§ Exercise prompt: Narrow the data below down to the lines containing "midi".

Stored data
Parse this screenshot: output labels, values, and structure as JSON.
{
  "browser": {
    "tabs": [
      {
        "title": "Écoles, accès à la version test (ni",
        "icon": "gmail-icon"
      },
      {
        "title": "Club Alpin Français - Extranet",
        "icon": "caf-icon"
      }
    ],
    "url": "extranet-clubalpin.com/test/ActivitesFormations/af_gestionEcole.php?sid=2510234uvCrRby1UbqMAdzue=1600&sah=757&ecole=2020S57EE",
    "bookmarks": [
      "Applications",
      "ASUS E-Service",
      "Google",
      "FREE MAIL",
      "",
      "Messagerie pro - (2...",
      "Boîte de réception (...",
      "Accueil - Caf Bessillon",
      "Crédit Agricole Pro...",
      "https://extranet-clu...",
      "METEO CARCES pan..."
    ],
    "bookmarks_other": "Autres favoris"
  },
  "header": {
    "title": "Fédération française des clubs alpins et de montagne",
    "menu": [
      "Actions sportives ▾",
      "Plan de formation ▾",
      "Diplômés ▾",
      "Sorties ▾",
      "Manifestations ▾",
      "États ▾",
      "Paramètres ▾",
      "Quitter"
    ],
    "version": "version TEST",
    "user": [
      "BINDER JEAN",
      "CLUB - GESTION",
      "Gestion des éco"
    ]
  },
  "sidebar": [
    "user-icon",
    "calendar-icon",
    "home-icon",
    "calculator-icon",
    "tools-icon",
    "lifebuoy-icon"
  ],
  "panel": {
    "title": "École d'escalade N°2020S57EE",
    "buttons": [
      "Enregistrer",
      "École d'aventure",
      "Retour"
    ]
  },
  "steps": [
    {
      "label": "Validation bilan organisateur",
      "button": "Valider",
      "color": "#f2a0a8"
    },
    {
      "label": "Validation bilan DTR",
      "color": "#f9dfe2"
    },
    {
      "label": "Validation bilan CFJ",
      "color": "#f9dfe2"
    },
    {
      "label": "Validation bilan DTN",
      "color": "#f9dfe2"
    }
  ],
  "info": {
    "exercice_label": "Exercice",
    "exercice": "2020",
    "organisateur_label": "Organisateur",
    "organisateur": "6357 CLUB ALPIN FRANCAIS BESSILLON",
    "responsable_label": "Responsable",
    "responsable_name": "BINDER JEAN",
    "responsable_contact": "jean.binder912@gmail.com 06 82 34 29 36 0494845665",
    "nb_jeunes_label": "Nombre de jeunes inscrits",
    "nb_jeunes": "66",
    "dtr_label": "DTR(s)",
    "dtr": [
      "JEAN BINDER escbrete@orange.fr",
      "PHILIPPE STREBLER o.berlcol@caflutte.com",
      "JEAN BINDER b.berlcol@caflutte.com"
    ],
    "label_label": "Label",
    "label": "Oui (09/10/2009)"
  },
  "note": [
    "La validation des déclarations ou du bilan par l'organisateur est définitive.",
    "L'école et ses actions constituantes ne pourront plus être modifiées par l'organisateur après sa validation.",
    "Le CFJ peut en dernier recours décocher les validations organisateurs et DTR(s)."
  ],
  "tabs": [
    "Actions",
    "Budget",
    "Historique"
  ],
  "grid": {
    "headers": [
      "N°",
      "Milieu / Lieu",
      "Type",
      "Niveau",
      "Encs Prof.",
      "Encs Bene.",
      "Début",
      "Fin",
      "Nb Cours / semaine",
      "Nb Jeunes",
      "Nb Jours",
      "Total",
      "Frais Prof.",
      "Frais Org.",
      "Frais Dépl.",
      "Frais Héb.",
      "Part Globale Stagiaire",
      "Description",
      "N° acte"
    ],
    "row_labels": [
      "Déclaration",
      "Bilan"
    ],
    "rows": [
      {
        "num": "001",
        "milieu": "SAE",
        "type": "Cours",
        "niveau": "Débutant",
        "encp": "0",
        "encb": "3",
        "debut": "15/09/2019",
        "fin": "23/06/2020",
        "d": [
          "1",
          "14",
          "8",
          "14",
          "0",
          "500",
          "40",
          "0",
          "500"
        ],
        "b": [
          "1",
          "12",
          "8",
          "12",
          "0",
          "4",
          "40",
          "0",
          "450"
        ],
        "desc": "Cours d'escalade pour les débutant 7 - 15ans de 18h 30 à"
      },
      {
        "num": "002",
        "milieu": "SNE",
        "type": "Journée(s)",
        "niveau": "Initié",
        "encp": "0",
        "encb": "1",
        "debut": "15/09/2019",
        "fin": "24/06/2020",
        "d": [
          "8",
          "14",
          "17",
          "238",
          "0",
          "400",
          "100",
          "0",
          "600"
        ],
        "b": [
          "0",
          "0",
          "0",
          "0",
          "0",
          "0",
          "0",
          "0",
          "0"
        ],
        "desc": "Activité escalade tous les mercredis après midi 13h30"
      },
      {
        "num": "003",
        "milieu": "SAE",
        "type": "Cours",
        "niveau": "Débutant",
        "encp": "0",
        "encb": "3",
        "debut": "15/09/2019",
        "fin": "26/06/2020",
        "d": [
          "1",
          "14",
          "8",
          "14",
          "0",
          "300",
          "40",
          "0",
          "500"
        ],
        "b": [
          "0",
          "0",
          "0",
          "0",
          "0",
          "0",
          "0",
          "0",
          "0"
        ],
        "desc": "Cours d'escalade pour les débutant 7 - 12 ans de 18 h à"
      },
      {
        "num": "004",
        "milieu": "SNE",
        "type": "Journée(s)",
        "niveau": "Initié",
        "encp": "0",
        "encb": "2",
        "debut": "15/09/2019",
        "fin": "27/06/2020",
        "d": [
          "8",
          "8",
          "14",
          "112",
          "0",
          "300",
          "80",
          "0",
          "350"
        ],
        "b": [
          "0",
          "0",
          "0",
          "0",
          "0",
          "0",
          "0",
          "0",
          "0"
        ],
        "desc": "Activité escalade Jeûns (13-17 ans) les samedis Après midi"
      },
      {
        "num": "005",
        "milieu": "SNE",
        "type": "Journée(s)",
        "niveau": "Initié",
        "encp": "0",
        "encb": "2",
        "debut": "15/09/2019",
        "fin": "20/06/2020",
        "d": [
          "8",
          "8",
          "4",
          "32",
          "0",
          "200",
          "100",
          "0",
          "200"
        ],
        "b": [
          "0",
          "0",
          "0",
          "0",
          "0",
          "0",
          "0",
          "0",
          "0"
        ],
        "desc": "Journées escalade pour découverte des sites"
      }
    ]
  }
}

§ Complete response:
        "desc": "Activité escalade tous les mercredis après midi 13h30"
        "desc": "Activité escalade Jeûns (13-17 ans) les samedis Après midi"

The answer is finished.